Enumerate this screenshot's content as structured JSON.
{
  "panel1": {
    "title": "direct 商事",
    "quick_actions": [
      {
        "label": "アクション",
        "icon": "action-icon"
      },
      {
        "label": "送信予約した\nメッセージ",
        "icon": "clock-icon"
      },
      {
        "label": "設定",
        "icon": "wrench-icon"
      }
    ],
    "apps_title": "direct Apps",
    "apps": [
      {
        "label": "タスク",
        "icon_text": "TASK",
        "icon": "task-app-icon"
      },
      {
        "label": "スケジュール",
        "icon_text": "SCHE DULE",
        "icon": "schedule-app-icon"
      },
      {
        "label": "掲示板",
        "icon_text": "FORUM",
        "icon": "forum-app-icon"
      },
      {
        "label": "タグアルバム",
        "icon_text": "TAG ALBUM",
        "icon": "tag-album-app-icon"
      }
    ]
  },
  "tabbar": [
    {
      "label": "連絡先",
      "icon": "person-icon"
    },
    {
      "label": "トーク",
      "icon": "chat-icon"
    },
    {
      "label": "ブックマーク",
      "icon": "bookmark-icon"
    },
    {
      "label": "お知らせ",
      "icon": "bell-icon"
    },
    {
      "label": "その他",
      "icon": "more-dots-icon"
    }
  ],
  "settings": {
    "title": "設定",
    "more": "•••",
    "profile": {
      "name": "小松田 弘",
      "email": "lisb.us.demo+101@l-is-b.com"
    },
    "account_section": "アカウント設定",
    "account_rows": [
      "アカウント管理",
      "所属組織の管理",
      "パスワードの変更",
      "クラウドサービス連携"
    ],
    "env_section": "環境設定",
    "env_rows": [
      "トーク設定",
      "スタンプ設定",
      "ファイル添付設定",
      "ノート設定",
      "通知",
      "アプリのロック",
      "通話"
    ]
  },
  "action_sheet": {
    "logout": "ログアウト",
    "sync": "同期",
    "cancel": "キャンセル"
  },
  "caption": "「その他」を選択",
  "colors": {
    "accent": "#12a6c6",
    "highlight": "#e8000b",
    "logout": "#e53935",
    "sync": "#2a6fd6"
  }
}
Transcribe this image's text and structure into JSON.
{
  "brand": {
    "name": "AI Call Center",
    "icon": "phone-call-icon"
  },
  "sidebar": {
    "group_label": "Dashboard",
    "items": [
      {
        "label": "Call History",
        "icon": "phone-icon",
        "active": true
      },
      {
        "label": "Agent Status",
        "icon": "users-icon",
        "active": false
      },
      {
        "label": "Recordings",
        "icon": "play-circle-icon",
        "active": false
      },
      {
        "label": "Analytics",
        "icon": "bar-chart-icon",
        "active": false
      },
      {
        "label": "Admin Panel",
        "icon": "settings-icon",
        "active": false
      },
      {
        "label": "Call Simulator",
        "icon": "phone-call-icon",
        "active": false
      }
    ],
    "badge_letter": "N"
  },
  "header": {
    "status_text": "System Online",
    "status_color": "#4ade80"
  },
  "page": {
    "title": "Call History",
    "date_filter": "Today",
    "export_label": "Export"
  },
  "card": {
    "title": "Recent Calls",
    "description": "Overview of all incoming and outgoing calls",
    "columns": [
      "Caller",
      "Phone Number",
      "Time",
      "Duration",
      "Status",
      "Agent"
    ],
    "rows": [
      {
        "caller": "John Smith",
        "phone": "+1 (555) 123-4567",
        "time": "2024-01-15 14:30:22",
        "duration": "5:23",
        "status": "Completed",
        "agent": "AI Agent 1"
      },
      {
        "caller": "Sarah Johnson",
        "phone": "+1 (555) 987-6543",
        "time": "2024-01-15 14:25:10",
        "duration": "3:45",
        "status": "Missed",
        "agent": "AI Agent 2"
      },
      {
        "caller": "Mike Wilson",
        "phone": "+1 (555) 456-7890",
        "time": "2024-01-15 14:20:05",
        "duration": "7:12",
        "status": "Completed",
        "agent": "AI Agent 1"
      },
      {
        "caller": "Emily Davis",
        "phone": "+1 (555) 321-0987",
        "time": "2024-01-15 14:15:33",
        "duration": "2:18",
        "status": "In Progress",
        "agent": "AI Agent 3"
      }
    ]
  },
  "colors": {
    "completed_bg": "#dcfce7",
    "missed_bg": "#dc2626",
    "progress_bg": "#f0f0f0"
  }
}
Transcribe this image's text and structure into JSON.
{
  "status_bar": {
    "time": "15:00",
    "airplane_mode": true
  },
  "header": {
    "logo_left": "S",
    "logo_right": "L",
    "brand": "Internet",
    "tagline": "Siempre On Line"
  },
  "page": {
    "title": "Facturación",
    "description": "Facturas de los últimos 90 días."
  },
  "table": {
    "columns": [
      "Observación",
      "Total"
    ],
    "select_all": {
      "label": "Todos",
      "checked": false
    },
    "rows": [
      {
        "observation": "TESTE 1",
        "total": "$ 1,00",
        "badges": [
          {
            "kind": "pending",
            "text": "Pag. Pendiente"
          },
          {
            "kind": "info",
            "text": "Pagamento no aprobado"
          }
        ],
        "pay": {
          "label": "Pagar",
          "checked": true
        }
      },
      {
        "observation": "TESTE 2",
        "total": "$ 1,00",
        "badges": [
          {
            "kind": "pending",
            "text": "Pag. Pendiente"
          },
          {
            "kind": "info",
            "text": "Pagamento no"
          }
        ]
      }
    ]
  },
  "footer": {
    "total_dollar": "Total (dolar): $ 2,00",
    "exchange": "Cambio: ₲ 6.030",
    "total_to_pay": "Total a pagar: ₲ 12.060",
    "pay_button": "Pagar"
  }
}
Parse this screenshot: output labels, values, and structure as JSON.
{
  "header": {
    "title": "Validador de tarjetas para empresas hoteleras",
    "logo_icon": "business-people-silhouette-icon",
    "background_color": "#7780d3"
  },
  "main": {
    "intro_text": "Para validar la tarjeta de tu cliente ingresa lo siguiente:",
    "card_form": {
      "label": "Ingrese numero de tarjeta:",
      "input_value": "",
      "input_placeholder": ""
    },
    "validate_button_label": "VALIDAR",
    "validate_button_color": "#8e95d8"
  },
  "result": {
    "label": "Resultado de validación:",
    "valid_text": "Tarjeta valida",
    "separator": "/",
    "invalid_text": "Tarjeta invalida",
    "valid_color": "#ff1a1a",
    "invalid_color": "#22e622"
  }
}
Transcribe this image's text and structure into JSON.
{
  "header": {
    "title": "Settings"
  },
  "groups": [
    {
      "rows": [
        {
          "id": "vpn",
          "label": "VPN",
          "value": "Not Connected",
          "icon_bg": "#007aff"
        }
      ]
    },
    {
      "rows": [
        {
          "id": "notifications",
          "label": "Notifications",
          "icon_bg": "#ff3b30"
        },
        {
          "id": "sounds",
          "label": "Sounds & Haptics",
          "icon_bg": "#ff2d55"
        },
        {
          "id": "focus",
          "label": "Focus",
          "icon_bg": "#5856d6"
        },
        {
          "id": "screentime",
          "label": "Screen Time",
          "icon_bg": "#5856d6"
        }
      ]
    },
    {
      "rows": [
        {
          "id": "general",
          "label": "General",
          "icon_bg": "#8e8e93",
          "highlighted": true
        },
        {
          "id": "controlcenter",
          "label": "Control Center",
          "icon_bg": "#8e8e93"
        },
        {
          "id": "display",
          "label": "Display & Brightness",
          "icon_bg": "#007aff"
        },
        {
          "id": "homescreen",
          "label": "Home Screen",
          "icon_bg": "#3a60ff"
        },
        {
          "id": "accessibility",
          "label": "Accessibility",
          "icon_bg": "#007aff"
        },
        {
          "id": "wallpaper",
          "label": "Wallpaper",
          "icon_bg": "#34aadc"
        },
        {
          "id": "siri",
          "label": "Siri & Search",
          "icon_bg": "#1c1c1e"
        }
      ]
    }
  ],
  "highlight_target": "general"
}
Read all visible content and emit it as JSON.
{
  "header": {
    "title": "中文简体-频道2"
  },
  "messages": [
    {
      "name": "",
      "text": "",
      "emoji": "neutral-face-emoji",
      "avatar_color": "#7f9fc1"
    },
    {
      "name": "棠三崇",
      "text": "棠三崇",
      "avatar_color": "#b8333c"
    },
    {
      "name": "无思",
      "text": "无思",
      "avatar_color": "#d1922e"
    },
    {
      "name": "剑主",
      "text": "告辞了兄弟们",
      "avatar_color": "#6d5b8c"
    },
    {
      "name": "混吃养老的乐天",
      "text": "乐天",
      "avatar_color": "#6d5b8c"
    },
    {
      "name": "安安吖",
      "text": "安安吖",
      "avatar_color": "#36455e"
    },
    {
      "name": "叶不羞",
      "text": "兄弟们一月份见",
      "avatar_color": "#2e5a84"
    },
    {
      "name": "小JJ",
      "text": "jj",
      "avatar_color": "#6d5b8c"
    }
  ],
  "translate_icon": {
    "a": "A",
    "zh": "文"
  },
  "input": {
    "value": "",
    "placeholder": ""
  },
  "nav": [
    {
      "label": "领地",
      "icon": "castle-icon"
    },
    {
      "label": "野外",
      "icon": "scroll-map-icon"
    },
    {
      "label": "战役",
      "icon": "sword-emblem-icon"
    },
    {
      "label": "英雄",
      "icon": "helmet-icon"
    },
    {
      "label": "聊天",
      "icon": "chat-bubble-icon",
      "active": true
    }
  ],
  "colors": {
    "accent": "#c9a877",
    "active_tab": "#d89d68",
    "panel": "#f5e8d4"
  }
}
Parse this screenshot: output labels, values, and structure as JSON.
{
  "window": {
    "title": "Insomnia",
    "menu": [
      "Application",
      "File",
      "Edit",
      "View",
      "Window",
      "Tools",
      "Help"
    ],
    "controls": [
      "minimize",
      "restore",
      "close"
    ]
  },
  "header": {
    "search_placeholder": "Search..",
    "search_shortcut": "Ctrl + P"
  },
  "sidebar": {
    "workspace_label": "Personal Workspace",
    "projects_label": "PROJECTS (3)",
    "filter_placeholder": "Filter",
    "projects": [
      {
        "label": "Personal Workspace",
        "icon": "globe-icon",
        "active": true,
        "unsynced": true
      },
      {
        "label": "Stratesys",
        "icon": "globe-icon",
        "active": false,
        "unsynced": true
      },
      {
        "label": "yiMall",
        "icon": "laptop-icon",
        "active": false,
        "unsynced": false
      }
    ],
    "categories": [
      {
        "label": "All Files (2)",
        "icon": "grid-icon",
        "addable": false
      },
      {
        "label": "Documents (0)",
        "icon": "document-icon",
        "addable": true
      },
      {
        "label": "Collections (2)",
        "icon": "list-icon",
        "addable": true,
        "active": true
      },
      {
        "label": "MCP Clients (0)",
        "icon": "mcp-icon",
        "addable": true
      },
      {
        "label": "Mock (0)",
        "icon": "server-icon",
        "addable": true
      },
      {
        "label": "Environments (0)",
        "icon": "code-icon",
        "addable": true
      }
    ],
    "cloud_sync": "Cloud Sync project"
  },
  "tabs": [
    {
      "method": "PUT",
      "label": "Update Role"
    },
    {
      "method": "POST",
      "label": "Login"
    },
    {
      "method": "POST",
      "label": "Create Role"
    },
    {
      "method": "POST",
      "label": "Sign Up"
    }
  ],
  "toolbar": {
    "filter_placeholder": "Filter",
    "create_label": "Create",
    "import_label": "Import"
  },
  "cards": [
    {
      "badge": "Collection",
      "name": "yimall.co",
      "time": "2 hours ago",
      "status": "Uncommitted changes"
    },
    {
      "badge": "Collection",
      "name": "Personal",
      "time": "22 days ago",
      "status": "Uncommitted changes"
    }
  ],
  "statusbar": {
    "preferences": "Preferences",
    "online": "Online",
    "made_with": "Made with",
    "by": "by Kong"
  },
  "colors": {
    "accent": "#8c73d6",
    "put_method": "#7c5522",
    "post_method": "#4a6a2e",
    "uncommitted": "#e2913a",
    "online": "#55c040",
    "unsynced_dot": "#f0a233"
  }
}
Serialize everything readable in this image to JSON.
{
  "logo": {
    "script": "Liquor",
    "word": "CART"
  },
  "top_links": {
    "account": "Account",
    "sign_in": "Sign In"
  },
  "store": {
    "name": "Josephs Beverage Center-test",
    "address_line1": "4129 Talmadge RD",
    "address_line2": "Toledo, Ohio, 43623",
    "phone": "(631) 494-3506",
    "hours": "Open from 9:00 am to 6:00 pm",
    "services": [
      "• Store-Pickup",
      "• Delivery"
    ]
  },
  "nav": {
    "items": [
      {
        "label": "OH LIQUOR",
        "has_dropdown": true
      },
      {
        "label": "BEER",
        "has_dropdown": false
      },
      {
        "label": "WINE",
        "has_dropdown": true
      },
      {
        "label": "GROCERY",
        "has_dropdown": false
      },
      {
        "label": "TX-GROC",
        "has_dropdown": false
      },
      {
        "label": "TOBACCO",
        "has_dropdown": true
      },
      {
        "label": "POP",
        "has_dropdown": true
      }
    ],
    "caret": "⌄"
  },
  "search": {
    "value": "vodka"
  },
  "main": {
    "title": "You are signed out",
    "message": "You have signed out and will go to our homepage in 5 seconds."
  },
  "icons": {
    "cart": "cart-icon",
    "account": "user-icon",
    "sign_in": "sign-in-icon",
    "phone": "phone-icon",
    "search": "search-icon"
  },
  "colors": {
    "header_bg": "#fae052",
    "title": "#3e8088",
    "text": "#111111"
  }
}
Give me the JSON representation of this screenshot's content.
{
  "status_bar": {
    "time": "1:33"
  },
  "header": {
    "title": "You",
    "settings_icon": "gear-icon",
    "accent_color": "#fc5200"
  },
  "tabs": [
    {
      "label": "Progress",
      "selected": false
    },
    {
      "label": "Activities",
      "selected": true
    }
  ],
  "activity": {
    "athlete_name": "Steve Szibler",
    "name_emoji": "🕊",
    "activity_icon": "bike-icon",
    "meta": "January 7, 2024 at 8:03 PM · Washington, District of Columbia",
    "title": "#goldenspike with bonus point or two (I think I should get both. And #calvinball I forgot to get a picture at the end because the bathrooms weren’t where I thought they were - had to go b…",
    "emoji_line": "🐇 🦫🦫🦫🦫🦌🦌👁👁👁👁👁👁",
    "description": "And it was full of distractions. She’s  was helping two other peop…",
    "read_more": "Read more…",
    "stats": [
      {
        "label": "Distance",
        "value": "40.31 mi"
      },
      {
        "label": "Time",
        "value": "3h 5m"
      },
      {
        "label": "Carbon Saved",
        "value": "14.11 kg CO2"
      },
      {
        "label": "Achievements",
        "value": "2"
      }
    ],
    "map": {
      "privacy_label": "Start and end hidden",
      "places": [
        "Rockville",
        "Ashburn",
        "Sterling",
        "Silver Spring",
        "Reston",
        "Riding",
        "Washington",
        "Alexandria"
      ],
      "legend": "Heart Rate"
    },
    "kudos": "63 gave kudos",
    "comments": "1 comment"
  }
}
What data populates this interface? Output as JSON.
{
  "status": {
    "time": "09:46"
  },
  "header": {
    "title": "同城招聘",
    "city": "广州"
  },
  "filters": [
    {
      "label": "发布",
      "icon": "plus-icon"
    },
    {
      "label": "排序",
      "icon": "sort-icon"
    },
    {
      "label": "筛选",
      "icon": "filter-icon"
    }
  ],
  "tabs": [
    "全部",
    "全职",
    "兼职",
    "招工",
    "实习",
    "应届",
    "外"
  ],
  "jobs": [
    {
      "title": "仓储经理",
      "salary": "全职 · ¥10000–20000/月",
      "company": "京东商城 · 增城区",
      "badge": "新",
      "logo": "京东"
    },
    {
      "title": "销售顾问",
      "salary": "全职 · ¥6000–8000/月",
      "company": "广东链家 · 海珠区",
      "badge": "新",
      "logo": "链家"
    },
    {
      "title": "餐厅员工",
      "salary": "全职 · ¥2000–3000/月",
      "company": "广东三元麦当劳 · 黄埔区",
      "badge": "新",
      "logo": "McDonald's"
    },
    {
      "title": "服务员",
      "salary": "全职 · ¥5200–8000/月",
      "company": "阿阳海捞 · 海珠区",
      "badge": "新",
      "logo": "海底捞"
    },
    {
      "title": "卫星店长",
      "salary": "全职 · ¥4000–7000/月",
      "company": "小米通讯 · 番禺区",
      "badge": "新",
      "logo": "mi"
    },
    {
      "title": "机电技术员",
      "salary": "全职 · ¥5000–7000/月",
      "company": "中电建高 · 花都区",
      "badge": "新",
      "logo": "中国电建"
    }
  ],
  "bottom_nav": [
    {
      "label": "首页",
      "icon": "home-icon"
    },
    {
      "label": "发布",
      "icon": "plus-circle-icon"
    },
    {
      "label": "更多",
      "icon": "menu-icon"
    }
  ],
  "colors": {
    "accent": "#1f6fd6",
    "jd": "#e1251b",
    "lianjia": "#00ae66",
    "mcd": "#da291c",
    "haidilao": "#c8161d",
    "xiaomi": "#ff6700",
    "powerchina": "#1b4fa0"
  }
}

--- Task objective ---
In the data above, how many lines contain the string "circle"? Answer with the number only.

--- Response ---
2